● Raw data
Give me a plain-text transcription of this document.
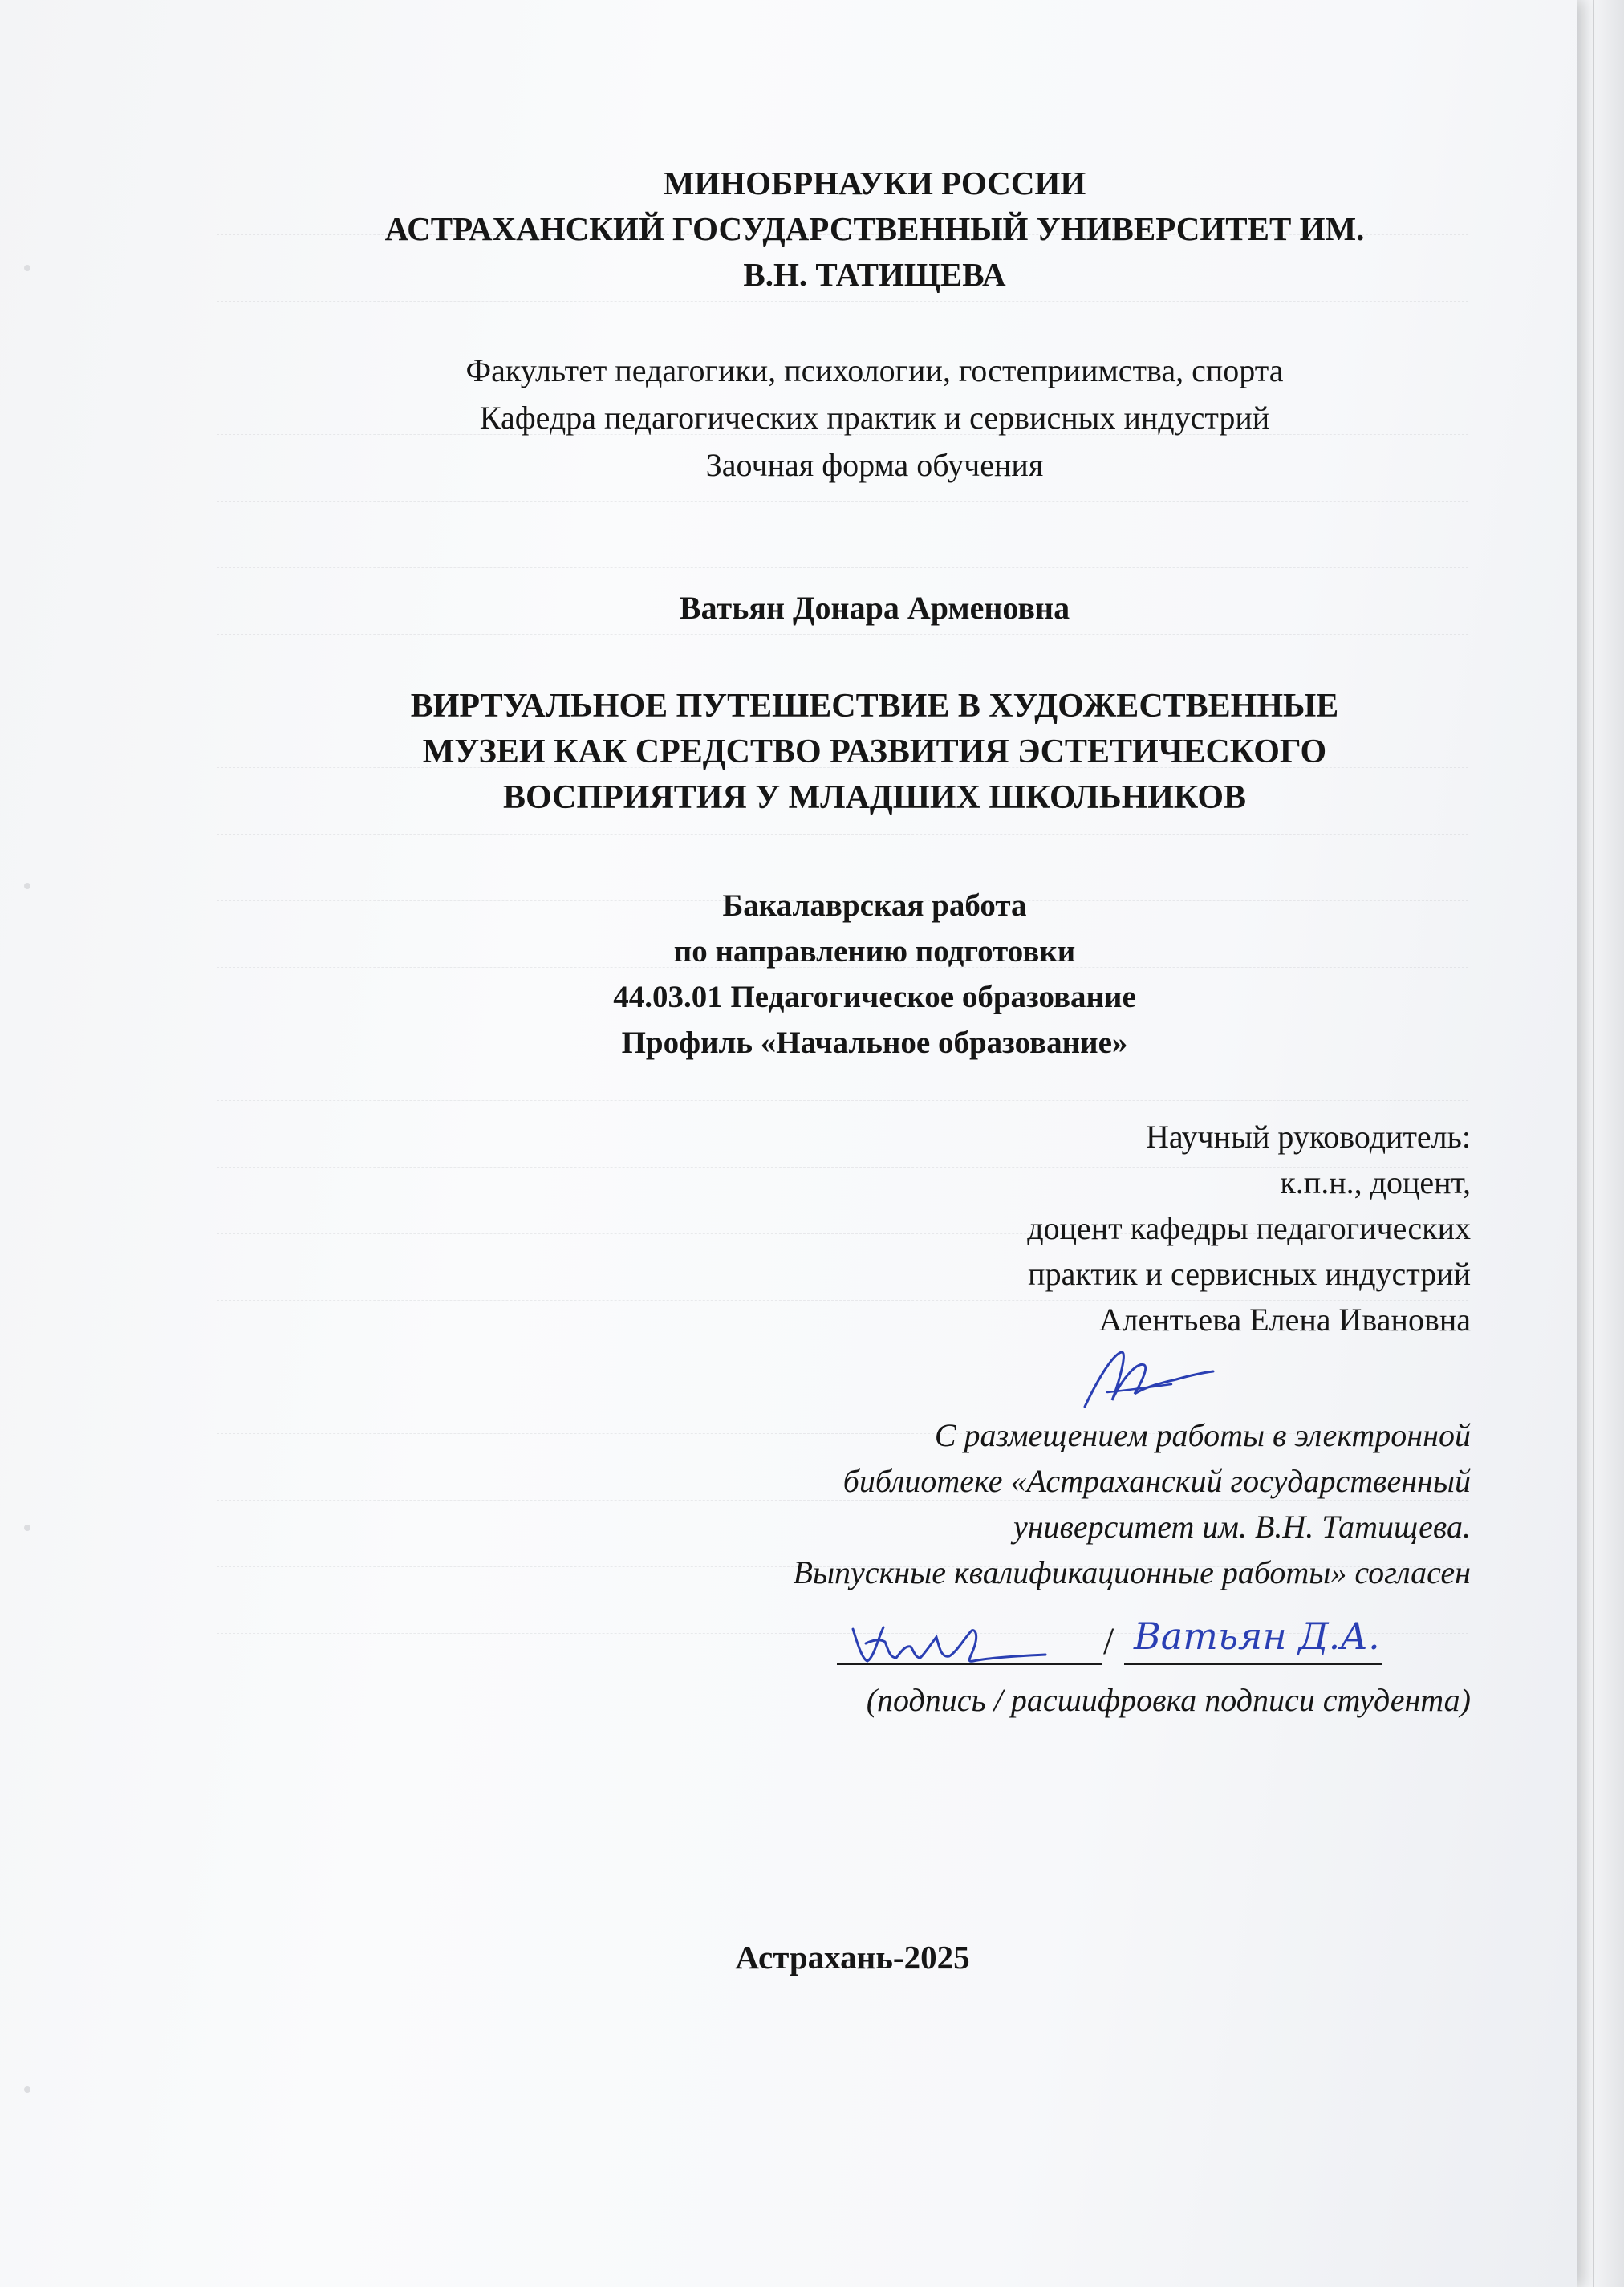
МИНОБРНАУКИ РОССИИ
АСТРАХАНСКИЙ ГОСУДАРСТВЕННЫЙ УНИВЕРСИТЕТ ИМ.
В.Н. ТАТИЩЕВА
Факультет педагогики, психологии, гостеприимства, спорта
Кафедра педагогических практик и сервисных индустрий
Заочная форма обучения
Ватьян Донара Арменовна
ВИРТУАЛЬНОЕ ПУТЕШЕСТВИЕ В ХУДОЖЕСТВЕННЫЕ
МУЗЕИ КАК СРЕДСТВО РАЗВИТИЯ ЭСТЕТИЧЕСКОГО
ВОСПРИЯТИЯ У МЛАДШИХ ШКОЛЬНИКОВ
Бакалаврская работа
по направлению подготовки
44.03.01 Педагогическое образование
Профиль «Начальное образование»
Научный руководитель:
к.п.н., доцент,
доцент кафедры педагогических
практик и сервисных индустрий
Алентьева Елена Ивановна
С размещением работы в электронной
библиотеке «Астраханский государственный
университет им. В.Н. Татищева.
Выпускные квалификационные работы» согласен
/ Ватьян Д.А.
(подпись / расшифровка подписи студента)
Астрахань-2025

● Stated exercise
Scan the material above for the word "индустрий". Copy each line where it occurs.

● Written answer
Кафедра педагогических практик и сервисных индустрий
практик и сервисных индустрий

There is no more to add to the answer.